▸ **Task**: Locate every line that holds the string "name" and copy it.

▸ **A block of data**:
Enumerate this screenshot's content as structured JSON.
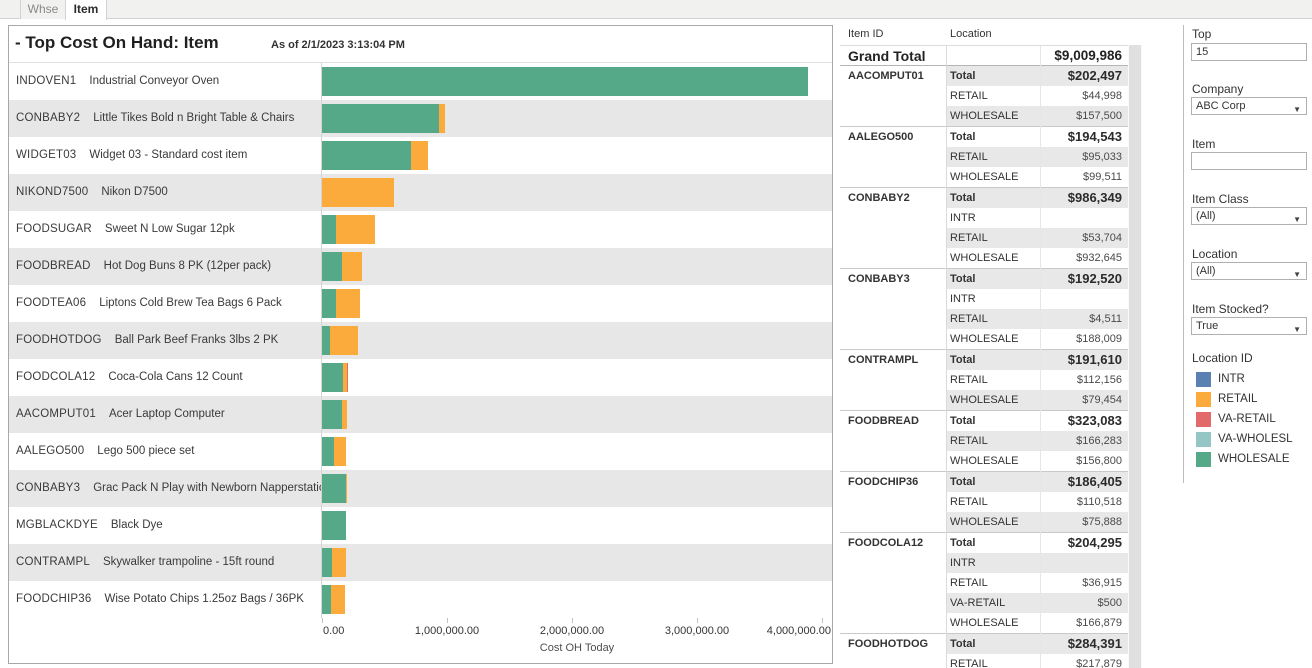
{
  "tabs": [
    {
      "label": "Whse",
      "active": false
    },
    {
      "label": "Item",
      "active": true
    }
  ],
  "chart": {
    "title": "- Top Cost On Hand: Item",
    "as_of": "As of 2/1/2023 3:13:04 PM"
  },
  "chart_data": {
    "type": "bar",
    "orientation": "horizontal",
    "stacked": true,
    "title": "- Top Cost On Hand: Item",
    "xlabel": "Cost OH Today",
    "xlim": [
      0,
      4080000
    ],
    "x_tick_values": [
      0,
      1000000,
      2000000,
      3000000,
      4000000
    ],
    "x_tick_labels": [
      "0.00",
      "1,000,000.00",
      "2,000,000.00",
      "3,000,000.00",
      "4,000,000.00"
    ],
    "grid": false,
    "legend_position": "right",
    "categories": [
      "INDOVEN1",
      "CONBABY2",
      "WIDGET03",
      "NIKOND7500",
      "FOODSUGAR",
      "FOODBREAD",
      "FOODTEA06",
      "FOODHOTDOG",
      "FOODCOLA12",
      "AACOMPUT01",
      "AALEGO500",
      "CONBABY3",
      "MGBLACKDYE",
      "CONTRAMPL",
      "FOODCHIP36"
    ],
    "descriptions": [
      "Industrial Conveyor Oven",
      "Little Tikes Bold n Bright Table & Chairs",
      "Widget 03 - Standard cost item",
      "Nikon D7500",
      "Sweet N Low Sugar 12pk",
      "Hot Dog Buns 8 PK (12per pack)",
      "Liptons Cold Brew Tea Bags 6 Pack",
      "Ball Park Beef Franks 3lbs 2 PK",
      "Coca-Cola Cans 12 Count",
      "Acer Laptop Computer",
      "Lego 500 piece set",
      "Grac Pack N Play with Newborn Napperstation",
      "Black Dye",
      "Skywalker trampoline - 15ft round",
      "Wise Potato Chips 1.25oz Bags / 36PK"
    ],
    "series": [
      {
        "name": "WHOLESALE",
        "color": "#55a989",
        "values": [
          3890000,
          932645,
          710000,
          0,
          110000,
          156800,
          115000,
          66512,
          166879,
          157500,
          99511,
          188009,
          190000,
          79454,
          75888
        ]
      },
      {
        "name": "RETAIL",
        "color": "#fbaa3c",
        "values": [
          0,
          53704,
          135000,
          575000,
          310000,
          166283,
          190000,
          217879,
          36915,
          44998,
          95033,
          4511,
          0,
          112156,
          110518
        ]
      },
      {
        "name": "VA-RETAIL",
        "color": "#e26a6a",
        "values": [
          0,
          0,
          0,
          0,
          0,
          0,
          0,
          0,
          500,
          0,
          0,
          0,
          0,
          0,
          0
        ]
      }
    ]
  },
  "table": {
    "headers": {
      "item_id": "Item ID",
      "location": "Location"
    },
    "grand_total": {
      "label": "Grand Total",
      "value": "$9,009,986"
    },
    "groups": [
      {
        "item_id": "AACOMPUT01",
        "rows": [
          [
            "Total",
            "$202,497"
          ],
          [
            "RETAIL",
            "$44,998"
          ],
          [
            "WHOLESALE",
            "$157,500"
          ]
        ]
      },
      {
        "item_id": "AALEGO500",
        "rows": [
          [
            "Total",
            "$194,543"
          ],
          [
            "RETAIL",
            "$95,033"
          ],
          [
            "WHOLESALE",
            "$99,511"
          ]
        ]
      },
      {
        "item_id": "CONBABY2",
        "rows": [
          [
            "Total",
            "$986,349"
          ],
          [
            "INTR",
            ""
          ],
          [
            "RETAIL",
            "$53,704"
          ],
          [
            "WHOLESALE",
            "$932,645"
          ]
        ]
      },
      {
        "item_id": "CONBABY3",
        "rows": [
          [
            "Total",
            "$192,520"
          ],
          [
            "INTR",
            ""
          ],
          [
            "RETAIL",
            "$4,511"
          ],
          [
            "WHOLESALE",
            "$188,009"
          ]
        ]
      },
      {
        "item_id": "CONTRAMPL",
        "rows": [
          [
            "Total",
            "$191,610"
          ],
          [
            "RETAIL",
            "$112,156"
          ],
          [
            "WHOLESALE",
            "$79,454"
          ]
        ]
      },
      {
        "item_id": "FOODBREAD",
        "rows": [
          [
            "Total",
            "$323,083"
          ],
          [
            "RETAIL",
            "$166,283"
          ],
          [
            "WHOLESALE",
            "$156,800"
          ]
        ]
      },
      {
        "item_id": "FOODCHIP36",
        "rows": [
          [
            "Total",
            "$186,405"
          ],
          [
            "RETAIL",
            "$110,518"
          ],
          [
            "WHOLESALE",
            "$75,888"
          ]
        ]
      },
      {
        "item_id": "FOODCOLA12",
        "rows": [
          [
            "Total",
            "$204,295"
          ],
          [
            "INTR",
            ""
          ],
          [
            "RETAIL",
            "$36,915"
          ],
          [
            "VA-RETAIL",
            "$500"
          ],
          [
            "WHOLESALE",
            "$166,879"
          ]
        ]
      },
      {
        "item_id": "FOODHOTDOG",
        "rows": [
          [
            "Total",
            "$284,391"
          ],
          [
            "RETAIL",
            "$217,879"
          ]
        ]
      }
    ]
  },
  "filters": {
    "top": {
      "label": "Top",
      "value": "15"
    },
    "company": {
      "label": "Company",
      "value": "ABC Corp"
    },
    "item": {
      "label": "Item",
      "value": ""
    },
    "item_class": {
      "label": "Item Class",
      "value": "(All)"
    },
    "location": {
      "label": "Location",
      "value": "(All)"
    },
    "item_stocked": {
      "label": "Item Stocked?",
      "value": "True"
    }
  },
  "legend": {
    "title": "Location ID",
    "items": [
      {
        "label": "INTR",
        "color": "#5b80b2"
      },
      {
        "label": "RETAIL",
        "color": "#fbaa3c"
      },
      {
        "label": "VA-RETAIL",
        "color": "#e26a6a"
      },
      {
        "label": "VA-WHOLESL",
        "color": "#94c6c6"
      },
      {
        "label": "WHOLESALE",
        "color": "#55a989"
      }
    ]
  }
}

▸ **Exercise solution**:
        "name": "WHOLESALE",
        "name": "RETAIL",
        "name": "VA-RETAIL",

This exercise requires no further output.